Task to complete — Count how many lines hold the string "text". Answer with that number and nothing more.

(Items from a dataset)
***

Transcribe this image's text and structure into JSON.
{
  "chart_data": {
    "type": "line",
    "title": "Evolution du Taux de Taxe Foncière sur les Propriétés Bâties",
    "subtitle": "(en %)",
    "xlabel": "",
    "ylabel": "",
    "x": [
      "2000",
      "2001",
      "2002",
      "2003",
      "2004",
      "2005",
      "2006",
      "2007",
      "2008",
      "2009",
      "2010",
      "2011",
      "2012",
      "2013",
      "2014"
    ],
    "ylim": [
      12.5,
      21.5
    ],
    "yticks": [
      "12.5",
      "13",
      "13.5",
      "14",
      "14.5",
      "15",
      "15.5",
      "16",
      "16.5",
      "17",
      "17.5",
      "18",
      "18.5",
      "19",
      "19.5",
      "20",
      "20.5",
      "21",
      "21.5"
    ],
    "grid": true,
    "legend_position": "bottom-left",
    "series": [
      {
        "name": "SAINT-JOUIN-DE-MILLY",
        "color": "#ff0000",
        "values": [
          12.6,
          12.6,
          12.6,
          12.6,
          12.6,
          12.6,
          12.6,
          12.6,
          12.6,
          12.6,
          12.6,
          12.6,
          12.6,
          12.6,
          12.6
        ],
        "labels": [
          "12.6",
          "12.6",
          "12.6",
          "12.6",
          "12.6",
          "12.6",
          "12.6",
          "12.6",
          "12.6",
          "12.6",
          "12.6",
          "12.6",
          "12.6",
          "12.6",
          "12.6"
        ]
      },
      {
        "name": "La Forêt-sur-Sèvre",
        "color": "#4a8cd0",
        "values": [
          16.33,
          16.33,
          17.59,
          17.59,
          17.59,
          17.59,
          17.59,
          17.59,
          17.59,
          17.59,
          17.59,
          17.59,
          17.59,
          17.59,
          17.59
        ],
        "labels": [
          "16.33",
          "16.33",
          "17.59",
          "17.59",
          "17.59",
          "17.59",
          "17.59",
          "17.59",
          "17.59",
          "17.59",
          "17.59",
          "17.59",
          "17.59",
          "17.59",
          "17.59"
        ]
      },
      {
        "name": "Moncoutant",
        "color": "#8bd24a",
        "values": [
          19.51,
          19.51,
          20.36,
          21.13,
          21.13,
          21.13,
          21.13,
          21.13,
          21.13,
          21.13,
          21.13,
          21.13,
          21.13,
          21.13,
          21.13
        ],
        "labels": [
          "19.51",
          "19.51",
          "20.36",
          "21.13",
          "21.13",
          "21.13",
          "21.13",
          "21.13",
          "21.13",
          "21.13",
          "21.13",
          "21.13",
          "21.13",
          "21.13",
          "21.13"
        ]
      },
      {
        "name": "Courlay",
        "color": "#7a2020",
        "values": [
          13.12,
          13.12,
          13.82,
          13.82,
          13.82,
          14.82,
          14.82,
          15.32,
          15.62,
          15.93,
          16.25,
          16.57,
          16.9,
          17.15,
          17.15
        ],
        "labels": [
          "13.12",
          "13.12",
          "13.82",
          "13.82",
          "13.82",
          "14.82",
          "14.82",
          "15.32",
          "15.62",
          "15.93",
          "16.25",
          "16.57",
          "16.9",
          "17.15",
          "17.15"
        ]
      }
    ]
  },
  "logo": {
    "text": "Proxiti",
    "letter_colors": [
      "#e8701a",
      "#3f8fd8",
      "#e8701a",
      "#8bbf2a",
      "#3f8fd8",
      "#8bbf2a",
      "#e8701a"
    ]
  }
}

***

Final result — 2